→ Page text
· · · · ·

Field Test: 12 Trail & Downcountry Bikes Face the Efficiency Test
PINKBIKE FIELD TEST
12 Downcountry and Trail Bikes Face the Efficiency Test
Gravel Riding For Science
12 Downcountry and Trail Bikes Face the Efficiency Test
Gravel Riding For Science
Through this field test, we've talked about any number of exciting new concepts. Whether it's downcountry or the famed aggressive-variable-trail-enduro bikes, it's all got a bit exciting. What about, however, something boring and old-fashioned such as efficiency? How much your shock bobs about might not be the top of your concerns, but then again you probably don't care about 120mm bikes that are unaccountably not called trail bikes either, yet here we are.
The Efficiency Test went up gravel road and isn't totally representative of how a bike rides on chunky technical climbs.
To do it, we measured a 750-meter course up a gravel road climb, then placed timing cones at the start and finish points. A set of Garmin Vector power pedals talked to a 1030 head unit, and we set it up to display normalized, 10-second, and 3-second power numbers; the idea is to have each bike finish the climb with the same normalized, 250-watt power number. This means that at the same power output the more efficient bikes should take less time to complete the course.
The climb is relatively short and, as fire roads go, it wasn't particularly rough. That's not to say it was as smooth as glass, but it was more about seated easy climbing than out of the saddle grunts and bumps.
This is a different climb from any that we've used before so it doesn't hold many comparisons outside of this year's group. However, within that context, it's very telling. It's also worth noting that mechanical efficiency is easy to measure via a power meter. Metabolic efficiency is not only far harder to compare but is also, rather staggeringly, even less interesting.
Efficiency Test Results
Downcountry Bikes
1st Trek Top Fuel - 2:37
2nd Rocky Mountain Element - 2:38
3rd Santa Cruz Blur TR - 2:41
4th Canyon Lux Trail - 2.42
5th Niner Jet - 2:43
5th Giant Trance 29 Advanced (climb mode setting on Live Valve) - 2:43
7th Giant Trance (open mode setting on Live Valve) - 2:45
1st Trek Top Fuel - 2:37
2nd Rocky Mountain Element - 2:38
3rd Santa Cruz Blur TR - 2:41
4th Canyon Lux Trail - 2.42
5th Niner Jet - 2:43
5th Giant Trance 29 Advanced (climb mode setting on Live Valve) - 2:43
7th Giant Trance (open mode setting on Live Valve) - 2:45
Trail Bikes
1st Specialized Stumpjumper Evo - 3:10
1st Raaw Jibb - 3:10
3rd Scor 4060 ST - 3:11
4th Starling Murmur - 3:13
5th Propain Hugene - 3:14
6th Ghost Riot - 3:17
1st Specialized Stumpjumper Evo - 3:10
1st Raaw Jibb - 3:10
3rd Scor 4060 ST - 3:11
4th Starling Murmur - 3:13
5th Propain Hugene - 3:14
6th Ghost Riot - 3:17
What'd we learn after way too many trips up the gravel road?

· · · · ·

→ Supplied material
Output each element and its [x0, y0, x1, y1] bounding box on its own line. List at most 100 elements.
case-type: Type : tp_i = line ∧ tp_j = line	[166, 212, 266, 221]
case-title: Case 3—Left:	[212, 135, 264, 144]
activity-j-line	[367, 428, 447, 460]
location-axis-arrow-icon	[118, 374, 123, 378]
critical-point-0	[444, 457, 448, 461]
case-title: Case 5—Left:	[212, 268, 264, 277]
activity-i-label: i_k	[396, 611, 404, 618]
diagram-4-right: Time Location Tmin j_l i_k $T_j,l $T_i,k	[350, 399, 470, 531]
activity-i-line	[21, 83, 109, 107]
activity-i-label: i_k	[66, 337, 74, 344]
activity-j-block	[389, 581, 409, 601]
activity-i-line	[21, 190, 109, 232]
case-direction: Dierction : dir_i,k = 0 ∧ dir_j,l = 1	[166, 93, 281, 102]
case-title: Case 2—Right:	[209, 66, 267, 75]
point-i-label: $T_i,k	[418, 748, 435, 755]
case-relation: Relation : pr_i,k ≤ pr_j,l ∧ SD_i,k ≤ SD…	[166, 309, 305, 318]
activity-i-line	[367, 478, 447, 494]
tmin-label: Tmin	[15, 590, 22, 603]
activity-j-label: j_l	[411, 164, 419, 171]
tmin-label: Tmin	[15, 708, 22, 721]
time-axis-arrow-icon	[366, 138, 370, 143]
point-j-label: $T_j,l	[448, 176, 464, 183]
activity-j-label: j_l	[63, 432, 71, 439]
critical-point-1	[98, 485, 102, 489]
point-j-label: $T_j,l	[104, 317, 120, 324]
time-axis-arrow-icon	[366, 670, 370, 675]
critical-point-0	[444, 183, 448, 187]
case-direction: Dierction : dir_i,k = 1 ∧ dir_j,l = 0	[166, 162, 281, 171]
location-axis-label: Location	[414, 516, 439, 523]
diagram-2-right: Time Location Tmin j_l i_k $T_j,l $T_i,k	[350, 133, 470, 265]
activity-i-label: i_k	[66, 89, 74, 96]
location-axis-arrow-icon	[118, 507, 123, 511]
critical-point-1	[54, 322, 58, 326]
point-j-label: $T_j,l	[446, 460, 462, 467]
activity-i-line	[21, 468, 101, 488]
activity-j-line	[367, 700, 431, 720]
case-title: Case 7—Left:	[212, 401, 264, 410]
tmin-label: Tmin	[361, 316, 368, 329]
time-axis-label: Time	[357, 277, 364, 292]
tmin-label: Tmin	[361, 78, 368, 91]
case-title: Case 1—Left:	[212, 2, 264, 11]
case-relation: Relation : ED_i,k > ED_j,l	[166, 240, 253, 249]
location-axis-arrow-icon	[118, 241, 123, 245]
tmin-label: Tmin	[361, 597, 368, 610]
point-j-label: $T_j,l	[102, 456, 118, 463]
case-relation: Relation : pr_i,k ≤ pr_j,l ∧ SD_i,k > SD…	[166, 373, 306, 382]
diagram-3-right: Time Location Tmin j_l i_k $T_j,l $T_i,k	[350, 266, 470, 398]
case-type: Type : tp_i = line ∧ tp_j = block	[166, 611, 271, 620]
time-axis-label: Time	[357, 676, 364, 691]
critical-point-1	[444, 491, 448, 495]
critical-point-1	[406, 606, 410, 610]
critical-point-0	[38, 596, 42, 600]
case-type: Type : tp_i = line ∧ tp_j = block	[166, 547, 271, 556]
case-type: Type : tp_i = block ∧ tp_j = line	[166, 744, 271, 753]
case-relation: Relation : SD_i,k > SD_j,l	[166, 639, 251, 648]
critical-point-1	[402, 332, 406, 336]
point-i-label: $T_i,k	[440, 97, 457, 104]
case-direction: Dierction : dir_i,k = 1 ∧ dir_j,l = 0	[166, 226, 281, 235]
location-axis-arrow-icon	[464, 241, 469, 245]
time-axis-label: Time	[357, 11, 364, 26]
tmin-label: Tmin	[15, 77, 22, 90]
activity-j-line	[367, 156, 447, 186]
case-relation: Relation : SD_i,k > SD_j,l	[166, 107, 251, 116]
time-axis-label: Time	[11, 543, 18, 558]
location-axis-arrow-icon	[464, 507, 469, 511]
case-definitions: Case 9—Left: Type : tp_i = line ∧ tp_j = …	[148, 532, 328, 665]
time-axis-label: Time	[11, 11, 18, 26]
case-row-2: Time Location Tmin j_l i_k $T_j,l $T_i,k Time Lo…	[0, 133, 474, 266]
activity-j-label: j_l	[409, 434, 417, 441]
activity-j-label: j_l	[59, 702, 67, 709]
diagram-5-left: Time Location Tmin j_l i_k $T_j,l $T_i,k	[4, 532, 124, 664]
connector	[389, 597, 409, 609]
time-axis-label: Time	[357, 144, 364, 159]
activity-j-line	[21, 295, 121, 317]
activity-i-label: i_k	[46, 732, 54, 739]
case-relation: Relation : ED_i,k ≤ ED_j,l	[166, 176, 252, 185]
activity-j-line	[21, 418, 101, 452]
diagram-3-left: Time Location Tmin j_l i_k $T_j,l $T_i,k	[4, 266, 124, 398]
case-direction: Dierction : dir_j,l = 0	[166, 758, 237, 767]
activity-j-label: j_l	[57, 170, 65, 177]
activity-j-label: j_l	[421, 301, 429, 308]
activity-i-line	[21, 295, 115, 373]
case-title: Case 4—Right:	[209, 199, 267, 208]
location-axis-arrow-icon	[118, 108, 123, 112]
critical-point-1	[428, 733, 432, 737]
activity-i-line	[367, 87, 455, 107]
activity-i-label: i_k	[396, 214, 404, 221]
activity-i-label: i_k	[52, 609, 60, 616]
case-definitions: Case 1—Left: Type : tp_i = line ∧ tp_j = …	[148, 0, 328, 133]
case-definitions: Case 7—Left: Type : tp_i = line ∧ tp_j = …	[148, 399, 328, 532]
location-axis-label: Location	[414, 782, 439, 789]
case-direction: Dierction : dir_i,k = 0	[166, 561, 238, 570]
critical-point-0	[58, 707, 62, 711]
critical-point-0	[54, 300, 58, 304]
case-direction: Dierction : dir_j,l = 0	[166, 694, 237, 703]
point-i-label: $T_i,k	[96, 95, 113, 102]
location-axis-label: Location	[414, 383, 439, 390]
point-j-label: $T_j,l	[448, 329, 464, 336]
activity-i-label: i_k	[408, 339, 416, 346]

· · · · ·

→ Tasks for this exercise
**A)** According to the bike efficiency test text, what normalized power number was each bike supposed to finish the climb with?
**B)** Pick up the bike efficiency test write-up after its final line and keep writing in the same voice.

→ Task answers
**A)** 250 watts.

**B)**
Not surprisingly, the downcountry bikes were faster, even if the size of the gap did surprise me. The grippy, thicker casing tires no doubt played their part in that. Within each category the gaps were seconds... but when you change tires the results become drastically different. The fastest trail bikes were also metal. Weird. It's almost as if frame material and suspension travel are only two pieces in a larger puzzle, but that can't be it.
Trek's suspension system comes on everything from their 120mm Top Fuel to their long-travel bikes. It's clearly adaptable though as the Top Fuel topped out testing.
The Jibb and Stumpjumper Evo shared top honours for the trail bikes. Both aluminium, yet faster than everything else.
Let's be real though - our efficiency test is a good indication of a bike but it's not the be all and end all, and it isn't always representative of how fast a bike will be on singletrack. It's interesting but it's not a peer-reviewed science experiment.
The 2021 Fall Field Test is presented by Rapha and Bontrager. Thank you also to Maxxis, Schwalbe, and Garmin for control tires and equipment.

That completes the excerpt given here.